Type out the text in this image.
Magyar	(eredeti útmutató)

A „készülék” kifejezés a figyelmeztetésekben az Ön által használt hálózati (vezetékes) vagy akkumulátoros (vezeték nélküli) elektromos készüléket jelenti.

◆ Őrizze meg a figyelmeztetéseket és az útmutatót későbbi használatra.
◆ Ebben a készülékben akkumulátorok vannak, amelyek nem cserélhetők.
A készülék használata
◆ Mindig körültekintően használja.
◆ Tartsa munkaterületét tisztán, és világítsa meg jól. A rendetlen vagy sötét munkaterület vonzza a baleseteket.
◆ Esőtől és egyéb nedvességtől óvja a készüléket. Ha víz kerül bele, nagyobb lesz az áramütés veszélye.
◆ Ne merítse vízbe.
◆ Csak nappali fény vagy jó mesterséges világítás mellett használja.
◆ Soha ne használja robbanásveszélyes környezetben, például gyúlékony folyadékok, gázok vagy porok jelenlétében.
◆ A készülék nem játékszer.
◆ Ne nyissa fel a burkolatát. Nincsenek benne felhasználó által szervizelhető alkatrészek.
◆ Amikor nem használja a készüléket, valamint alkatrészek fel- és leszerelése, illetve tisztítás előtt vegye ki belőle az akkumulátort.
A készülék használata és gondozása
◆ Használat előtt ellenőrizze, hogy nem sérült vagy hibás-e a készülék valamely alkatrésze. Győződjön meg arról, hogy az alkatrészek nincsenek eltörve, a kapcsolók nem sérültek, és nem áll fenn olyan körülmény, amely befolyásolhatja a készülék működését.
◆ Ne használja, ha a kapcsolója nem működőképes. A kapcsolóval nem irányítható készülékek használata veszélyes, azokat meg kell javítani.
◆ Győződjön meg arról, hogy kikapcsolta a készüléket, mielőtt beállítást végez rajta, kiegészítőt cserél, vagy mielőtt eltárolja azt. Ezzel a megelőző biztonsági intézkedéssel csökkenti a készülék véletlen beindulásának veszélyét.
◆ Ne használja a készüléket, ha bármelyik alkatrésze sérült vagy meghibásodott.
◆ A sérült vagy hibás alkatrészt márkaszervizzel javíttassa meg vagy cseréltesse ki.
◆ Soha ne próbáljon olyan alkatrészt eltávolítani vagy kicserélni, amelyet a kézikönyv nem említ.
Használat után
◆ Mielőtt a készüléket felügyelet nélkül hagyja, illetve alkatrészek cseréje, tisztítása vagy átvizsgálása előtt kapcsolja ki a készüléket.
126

Set problem:
Quote all the records. Keep every word exact.

Solution to this problem:
Type out the text in this image.
Magyar	(eredeti útmutató)

A „készülék” kifejezés a figyelmeztetésekben az Ön által használt hálózati (vezetékes) vagy akkumulátoros (vezeték nélküli) elektromos készüléket jelenti.

◆ Őrizze meg a figyelmeztetéseket és az útmutatót későbbi használatra.
◆ Ebben a készülékben akkumulátorok vannak, amelyek nem cserélhetők.
A készülék használata
◆ Mindig körültekintően használja.
◆ Tartsa munkaterületét tisztán, és világítsa meg jól. A rendetlen vagy sötét munkaterület vonzza a baleseteket.
◆ Esőtől és egyéb nedvességtől óvja a készüléket. Ha víz kerül bele, nagyobb lesz az áramütés veszélye.
◆ Ne merítse vízbe.
◆ Csak nappali fény vagy jó mesterséges világítás mellett használja.
◆ Soha ne használja robbanásveszélyes környezetben, például gyúlékony folyadékok, gázok vagy porok jelenlétében.
◆ A készülék nem játékszer.
◆ Ne nyissa fel a burkolatát. Nincsenek benne felhasználó által szervizelhető alkatrészek.
◆ Amikor nem használja a készüléket, valamint alkatrészek fel- és leszerelése, illetve tisztítás előtt vegye ki belőle az akkumulátort.
A készülék használata és gondozása
◆ Használat előtt ellenőrizze, hogy nem sérült vagy hibás-e a készülék valamely alkatrésze. Győződjön meg arról, hogy az alkatrészek nincsenek eltörve, a kapcsolók nem sérültek, és nem áll fenn olyan körülmény, amely befolyásolhatja a készülék működését.
◆ Ne használja, ha a kapcsolója nem működőképes. A kapcsolóval nem irányítható készülékek használata veszélyes, azokat meg kell javítani.
◆ Győződjön meg arról, hogy kikapcsolta a készüléket, mielőtt beállítást végez rajta, kiegészítőt cserél, vagy mielőtt eltárolja azt. Ezzel a megelőző biztonsági intézkedéssel csökkenti a készülék véletlen beindulásának veszélyét.
◆ Ne használja a készüléket, ha bármelyik alkatrésze sérült vagy meghibásodott.
◆ A sérült vagy hibás alkatrészt márkaszervizzel javíttassa meg vagy cseréltesse ki.
◆ Soha ne próbáljon olyan alkatrészt eltávolítani vagy kicserélni, amelyet a kézikönyv nem említ.
Használat után
◆ Mielőtt a készüléket felügyelet nélkül hagyja, illetve alkatrészek cseréje, tisztítása vagy átvizsgálása előtt kapcsolja ki a készüléket.
126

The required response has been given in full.